- **Your task**
What is the number of lines containing the word "Wind"? Give that number alone.
== Records to use
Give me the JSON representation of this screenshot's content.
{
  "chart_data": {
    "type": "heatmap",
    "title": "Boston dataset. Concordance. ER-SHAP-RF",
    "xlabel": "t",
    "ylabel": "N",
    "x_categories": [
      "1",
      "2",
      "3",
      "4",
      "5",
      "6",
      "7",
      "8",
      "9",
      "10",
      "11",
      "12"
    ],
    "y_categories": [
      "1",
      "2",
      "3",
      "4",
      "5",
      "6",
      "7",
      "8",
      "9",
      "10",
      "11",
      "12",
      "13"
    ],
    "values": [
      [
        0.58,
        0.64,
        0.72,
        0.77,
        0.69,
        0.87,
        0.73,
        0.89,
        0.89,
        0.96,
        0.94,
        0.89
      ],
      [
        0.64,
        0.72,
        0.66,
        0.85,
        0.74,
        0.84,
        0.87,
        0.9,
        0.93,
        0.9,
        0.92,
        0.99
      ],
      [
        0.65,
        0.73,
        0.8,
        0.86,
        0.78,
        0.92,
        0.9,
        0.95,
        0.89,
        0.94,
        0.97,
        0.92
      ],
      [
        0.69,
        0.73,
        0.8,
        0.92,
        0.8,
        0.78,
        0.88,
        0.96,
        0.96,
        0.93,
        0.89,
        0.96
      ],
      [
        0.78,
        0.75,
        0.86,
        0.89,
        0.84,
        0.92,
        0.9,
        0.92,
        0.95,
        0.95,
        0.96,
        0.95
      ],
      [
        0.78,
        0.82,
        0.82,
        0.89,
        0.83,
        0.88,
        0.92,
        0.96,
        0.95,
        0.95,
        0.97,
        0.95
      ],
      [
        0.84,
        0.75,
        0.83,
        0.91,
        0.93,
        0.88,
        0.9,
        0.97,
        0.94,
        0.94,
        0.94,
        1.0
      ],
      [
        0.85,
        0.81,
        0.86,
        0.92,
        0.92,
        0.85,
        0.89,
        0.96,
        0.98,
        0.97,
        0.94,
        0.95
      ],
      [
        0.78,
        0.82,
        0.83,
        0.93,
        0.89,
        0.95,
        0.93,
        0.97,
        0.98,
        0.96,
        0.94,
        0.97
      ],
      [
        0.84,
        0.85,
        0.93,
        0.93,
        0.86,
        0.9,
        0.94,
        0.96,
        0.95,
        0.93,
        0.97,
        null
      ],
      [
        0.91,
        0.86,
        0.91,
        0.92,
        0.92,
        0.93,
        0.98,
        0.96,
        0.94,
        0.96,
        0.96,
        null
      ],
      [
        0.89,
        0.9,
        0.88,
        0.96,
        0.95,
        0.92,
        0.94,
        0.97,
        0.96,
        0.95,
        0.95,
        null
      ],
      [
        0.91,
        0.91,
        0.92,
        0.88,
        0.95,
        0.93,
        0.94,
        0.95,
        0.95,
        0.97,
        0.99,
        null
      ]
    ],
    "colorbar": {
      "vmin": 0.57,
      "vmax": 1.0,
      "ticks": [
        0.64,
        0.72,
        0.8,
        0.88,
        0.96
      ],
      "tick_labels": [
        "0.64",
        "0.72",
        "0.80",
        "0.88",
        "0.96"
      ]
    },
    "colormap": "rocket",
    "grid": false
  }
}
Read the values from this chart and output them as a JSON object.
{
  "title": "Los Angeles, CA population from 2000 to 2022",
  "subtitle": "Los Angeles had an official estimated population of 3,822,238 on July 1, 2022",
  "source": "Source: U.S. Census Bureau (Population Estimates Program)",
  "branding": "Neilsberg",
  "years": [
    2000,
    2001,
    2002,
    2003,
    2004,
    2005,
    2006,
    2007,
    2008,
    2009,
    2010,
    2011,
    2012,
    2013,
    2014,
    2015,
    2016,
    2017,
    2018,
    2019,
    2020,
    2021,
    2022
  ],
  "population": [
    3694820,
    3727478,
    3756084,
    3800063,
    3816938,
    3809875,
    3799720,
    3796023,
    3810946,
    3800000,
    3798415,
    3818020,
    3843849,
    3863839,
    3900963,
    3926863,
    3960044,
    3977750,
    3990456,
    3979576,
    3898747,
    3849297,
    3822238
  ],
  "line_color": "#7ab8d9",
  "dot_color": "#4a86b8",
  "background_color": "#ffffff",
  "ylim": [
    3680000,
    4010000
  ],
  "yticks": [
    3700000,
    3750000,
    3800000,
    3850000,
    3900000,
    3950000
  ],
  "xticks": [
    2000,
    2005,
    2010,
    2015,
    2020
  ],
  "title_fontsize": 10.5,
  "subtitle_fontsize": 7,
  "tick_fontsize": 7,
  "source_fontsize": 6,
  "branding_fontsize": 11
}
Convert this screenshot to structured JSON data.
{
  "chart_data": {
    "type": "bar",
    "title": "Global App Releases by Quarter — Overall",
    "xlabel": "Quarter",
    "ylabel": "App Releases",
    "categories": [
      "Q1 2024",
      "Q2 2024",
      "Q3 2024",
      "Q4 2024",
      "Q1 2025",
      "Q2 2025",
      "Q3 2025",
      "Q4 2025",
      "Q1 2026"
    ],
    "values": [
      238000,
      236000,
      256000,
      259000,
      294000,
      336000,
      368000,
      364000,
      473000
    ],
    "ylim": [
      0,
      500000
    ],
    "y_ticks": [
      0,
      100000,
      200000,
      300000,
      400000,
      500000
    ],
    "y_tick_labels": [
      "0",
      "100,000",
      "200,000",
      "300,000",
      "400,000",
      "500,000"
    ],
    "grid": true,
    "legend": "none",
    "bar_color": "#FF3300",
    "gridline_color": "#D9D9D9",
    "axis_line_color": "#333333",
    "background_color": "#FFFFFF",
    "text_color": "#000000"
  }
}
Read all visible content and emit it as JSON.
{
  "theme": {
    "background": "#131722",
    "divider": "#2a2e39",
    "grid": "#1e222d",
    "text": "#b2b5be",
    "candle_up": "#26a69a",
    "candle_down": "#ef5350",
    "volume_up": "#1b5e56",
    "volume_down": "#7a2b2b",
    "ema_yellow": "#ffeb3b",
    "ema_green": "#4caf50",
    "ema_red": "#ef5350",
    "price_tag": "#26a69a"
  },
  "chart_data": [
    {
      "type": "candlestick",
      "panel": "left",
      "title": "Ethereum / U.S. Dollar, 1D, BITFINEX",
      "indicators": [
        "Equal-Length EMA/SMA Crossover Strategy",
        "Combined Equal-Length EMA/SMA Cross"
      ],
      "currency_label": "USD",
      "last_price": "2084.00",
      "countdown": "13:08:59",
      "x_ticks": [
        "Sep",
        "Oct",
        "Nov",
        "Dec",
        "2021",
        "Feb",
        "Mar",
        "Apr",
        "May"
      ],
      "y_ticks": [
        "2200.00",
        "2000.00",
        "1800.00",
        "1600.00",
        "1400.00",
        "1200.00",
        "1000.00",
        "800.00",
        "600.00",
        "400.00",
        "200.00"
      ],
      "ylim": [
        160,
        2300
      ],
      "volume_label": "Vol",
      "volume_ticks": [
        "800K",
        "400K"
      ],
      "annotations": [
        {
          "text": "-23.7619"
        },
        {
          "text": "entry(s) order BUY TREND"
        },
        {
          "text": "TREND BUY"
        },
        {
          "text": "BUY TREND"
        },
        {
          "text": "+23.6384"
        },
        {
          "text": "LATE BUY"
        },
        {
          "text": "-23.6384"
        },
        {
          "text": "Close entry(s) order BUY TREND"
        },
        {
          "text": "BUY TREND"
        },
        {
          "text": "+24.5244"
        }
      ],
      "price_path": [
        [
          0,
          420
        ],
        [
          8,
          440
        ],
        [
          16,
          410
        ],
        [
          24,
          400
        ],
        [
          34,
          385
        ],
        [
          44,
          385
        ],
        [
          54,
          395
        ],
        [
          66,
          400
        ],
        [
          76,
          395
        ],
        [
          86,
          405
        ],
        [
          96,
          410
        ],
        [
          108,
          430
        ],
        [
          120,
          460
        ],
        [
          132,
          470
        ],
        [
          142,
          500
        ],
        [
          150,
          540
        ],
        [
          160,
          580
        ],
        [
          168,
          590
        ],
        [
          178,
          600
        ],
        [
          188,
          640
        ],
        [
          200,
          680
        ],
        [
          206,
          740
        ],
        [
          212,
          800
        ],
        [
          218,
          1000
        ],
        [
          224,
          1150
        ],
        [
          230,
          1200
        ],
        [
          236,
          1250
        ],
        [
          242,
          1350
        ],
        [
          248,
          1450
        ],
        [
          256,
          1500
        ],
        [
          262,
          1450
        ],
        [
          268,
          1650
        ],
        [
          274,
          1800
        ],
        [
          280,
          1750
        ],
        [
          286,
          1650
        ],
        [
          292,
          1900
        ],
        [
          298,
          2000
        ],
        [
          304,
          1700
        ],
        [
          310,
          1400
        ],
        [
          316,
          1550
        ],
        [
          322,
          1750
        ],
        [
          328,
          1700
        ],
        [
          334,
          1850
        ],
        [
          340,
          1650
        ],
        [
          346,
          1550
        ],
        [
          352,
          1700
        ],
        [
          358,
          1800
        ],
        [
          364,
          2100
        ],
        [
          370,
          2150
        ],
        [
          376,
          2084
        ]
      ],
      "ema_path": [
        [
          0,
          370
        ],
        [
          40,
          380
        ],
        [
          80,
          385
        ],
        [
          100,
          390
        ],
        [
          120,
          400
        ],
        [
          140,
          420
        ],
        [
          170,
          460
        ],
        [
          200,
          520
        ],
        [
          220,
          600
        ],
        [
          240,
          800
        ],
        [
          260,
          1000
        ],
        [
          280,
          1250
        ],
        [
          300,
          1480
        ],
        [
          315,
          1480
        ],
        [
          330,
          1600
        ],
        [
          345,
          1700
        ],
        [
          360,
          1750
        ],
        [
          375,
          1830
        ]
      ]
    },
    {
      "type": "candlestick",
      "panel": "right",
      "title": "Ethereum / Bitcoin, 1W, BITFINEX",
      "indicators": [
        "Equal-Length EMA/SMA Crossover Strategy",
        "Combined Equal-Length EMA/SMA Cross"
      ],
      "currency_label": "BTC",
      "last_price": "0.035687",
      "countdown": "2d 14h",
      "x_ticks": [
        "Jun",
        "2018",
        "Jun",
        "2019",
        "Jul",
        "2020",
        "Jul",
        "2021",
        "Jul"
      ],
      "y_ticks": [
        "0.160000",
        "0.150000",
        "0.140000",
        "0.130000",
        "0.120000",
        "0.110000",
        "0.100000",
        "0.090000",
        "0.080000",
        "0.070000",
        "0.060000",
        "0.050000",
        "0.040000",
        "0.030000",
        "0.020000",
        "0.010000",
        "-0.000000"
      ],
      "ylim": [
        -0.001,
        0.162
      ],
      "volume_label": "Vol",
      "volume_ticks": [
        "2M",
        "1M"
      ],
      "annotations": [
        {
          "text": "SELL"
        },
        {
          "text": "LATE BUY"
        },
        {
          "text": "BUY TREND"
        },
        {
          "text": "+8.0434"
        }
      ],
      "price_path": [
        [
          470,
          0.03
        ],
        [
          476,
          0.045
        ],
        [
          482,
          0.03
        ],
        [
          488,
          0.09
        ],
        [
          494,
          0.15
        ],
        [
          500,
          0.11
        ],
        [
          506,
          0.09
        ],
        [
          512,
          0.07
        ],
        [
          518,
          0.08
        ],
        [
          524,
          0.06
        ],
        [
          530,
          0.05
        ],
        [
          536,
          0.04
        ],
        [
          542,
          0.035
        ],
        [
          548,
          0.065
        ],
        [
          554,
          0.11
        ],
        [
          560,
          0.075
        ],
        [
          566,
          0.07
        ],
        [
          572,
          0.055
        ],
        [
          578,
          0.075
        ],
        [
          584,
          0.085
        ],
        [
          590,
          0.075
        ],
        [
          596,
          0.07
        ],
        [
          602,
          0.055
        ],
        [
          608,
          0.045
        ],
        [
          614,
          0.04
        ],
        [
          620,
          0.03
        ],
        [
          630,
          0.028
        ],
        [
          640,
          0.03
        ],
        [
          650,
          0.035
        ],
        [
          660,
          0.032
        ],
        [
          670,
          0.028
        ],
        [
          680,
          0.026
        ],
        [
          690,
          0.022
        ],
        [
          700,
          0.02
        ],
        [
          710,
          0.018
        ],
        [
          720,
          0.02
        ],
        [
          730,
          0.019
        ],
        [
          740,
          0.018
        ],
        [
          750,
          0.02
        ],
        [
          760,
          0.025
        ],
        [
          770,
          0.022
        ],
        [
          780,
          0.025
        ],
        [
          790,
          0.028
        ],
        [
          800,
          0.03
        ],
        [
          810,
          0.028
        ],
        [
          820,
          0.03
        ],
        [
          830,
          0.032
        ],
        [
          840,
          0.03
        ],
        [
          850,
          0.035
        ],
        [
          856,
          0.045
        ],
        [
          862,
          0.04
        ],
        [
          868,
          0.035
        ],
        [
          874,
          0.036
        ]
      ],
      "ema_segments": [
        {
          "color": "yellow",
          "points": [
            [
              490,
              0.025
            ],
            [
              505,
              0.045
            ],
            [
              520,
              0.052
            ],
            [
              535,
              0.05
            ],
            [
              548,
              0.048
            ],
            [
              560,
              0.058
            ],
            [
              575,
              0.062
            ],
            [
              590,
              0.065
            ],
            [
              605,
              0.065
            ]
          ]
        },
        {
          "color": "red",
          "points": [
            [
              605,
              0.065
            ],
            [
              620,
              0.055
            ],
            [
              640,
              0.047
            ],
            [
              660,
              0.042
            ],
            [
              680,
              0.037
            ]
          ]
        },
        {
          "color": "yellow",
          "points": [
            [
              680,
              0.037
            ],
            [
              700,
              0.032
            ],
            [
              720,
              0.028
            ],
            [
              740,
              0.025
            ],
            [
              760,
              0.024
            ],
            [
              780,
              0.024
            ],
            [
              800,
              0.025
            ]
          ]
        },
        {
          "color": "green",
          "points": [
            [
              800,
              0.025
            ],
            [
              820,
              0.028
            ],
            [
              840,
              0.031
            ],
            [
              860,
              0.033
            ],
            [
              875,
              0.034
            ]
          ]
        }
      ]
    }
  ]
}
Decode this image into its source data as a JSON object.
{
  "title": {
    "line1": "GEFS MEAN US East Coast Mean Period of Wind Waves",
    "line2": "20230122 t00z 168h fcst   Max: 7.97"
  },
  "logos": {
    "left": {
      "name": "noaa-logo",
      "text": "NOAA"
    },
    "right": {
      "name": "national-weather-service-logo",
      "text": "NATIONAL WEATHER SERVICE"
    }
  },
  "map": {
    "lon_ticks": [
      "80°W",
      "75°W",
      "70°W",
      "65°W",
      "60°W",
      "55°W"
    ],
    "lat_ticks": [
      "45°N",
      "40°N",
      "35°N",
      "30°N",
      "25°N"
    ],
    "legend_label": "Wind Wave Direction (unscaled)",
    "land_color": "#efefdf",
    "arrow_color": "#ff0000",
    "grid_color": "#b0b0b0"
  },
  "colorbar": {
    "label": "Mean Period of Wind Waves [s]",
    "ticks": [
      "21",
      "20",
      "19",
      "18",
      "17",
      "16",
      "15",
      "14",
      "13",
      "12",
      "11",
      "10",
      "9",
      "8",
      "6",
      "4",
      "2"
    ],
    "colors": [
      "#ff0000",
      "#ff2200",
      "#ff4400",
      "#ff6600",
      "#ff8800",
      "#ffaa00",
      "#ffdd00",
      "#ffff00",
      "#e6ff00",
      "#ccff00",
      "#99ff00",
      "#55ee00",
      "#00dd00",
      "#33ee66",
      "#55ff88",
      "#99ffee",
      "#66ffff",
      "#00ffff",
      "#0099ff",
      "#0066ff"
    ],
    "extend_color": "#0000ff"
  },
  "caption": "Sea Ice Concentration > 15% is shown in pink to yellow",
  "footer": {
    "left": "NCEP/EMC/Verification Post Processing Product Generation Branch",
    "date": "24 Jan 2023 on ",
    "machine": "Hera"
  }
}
====
- **Response**
3